Travail à faire
**1.** D'après le texte à lire, devant quelle juridiction s'est tenue l'audience du 6 février 2020 ?
**2.** Recopiez à l'identique le passage du texte à lire compris entre « 77      De plus, le » et « la réglementation slovaque. », ces deux bornes incluses.

Texte à lire
============================================================
76      En effet, le Tribunal relève que ce document se présente sur un papier à en-tête officiel de la NAKA, vise un dossier identifié et a été daté ainsi que signé par un agent de la NAKA nommément identifié qui indique prendre réception du disque dur concerné de la part d’un agent, également nommément identifié, d’Europol.

77      De plus, le Tribunal observe que le requérant n’a nullement allégué au stade de la réplique le caractère altéré du procès-verbal du 23 octobre 2018 ou de sa copie, alors même que ce procès-verbal avait été annexé par Europol au mémoire en défense et que, dans ladite réplique, il s’est limité à contester l’authenticité de celui-ci au motif qu’il n’aurait pas été versé au dossier pénal national le concernant, en violation de la réglementation slovaque.

78      Dès lors, l’authenticité du 23 octobre 2018 ou de sa copie versée au dossier par Europol ne peut être mise en doute.

79      D’autre part, s’agissant de la fiabilité de ce procès-verbal, il y a lieu de rappeler que, en l’absence d’une réglementation de l’Union sur la notion de preuve, le juge de l’Union a consacré un principe de libre administration ou de liberté des moyens de preuve, lequel doit être compris comme étant la faculté de se prévaloir, pour prouver un fait donné, de moyens de preuve de toute nature, tels des témoignages, des preuves documentaires, des aveux, etc. Corrélativement, le juge de l’Union a consacré un principe de libre appréciation de la preuve, selon lequel la détermination de la crédibilité ou, en d’autres termes, de la valeur probante d’un élément de preuve est laissée à l’intime conviction du juge (voir arrêt du 13 décembre 2018, Iran Insurance/Conseil, T‑558/15, EU:T:2018:945, point 153 et jurisprudence citée).

80      Pour établir la valeur probante d’un document, il faut tenir compte de plusieurs éléments, tels que l’origine du document, les circonstances de son élaboration, son destinataire, son contenu, et se demander si, d’après ces éléments, l’information qu’il contient paraît sensée et fiable (voir arrêt du 13 décembre 2018, Iran Insurance/Conseil, T‑558/15, EU:T:2018:945, point 154 et jurisprudence citée).

81      Or, il doit être constaté que le procès-verbal du 23 octobre 2018 indique avec précision les pièces et données remises par l’agent d’Europol à l’agent de la NAKA, le dossier auquel les pièces et données sont associées, la modalité de remise de celles-ci, les qualités des agents en cause ainsi que la date et l’heure de la remise.

82      De plus, la force probante du procès-verbal du 23 octobre 2018 n’est pas affectée par l’allégation du requérant selon laquelle la transcription de l’enregistrement audio de l’audience tenue, le 6 février 2020, devant le Špecializovaný trestný súd v Pezinku (cour pénale spécialisée de Pezinok), dans l’affaire portant la référence PK-2T/32/2019, et plus particulièrement du témoignage d’un agent d’Europol entendu lors de cette audience, C, établirait qu’aucune remise d’informations aux services de police slovaques n’aurait été effectuée avant le 21 juin 2019.
============================================================
Extrait des données
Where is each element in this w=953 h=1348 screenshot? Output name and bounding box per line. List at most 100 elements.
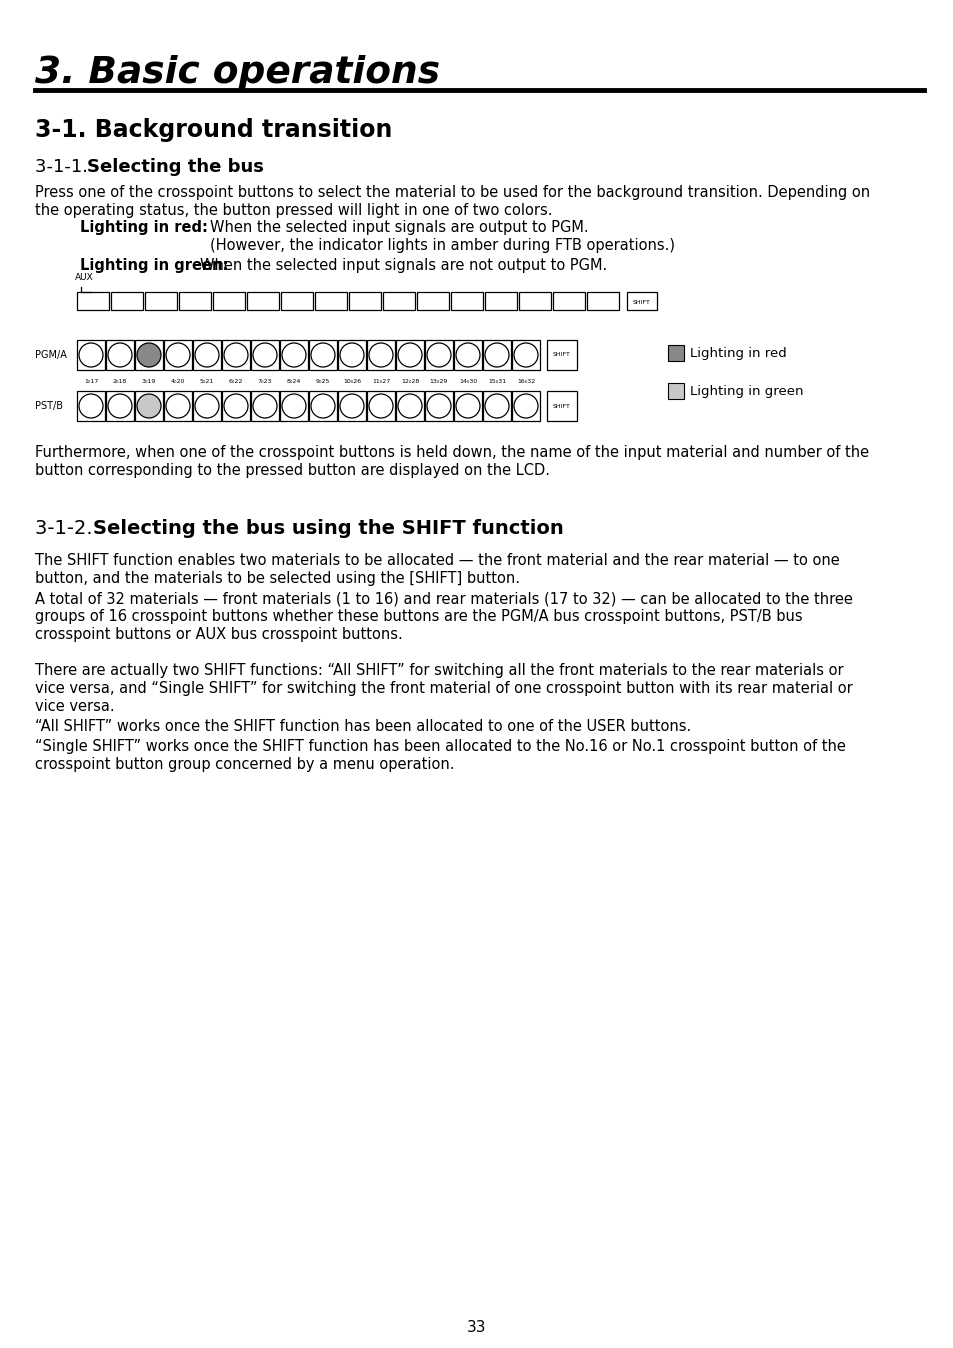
============================================================
Résultats attendus
**1.** Devant le Špecializovaný trestný súd v Pezinku, la cour pénale spécialisée de Pezinok.

**2.**
77      De plus, le Tribunal observe que le requérant n’a nullement allégué au stade de la réplique le caractère altéré du procès-verbal du 23 octobre 2018 ou de sa copie, alors même que ce procès-verbal avait été annexé par Europol au mémoire en défense et que, dans ladite réplique, il s’est limité à contester l’authenticité de celui-ci au motif qu’il n’aurait pas été versé au dossier pénal national le concernant, en violation de la réglementation slovaque.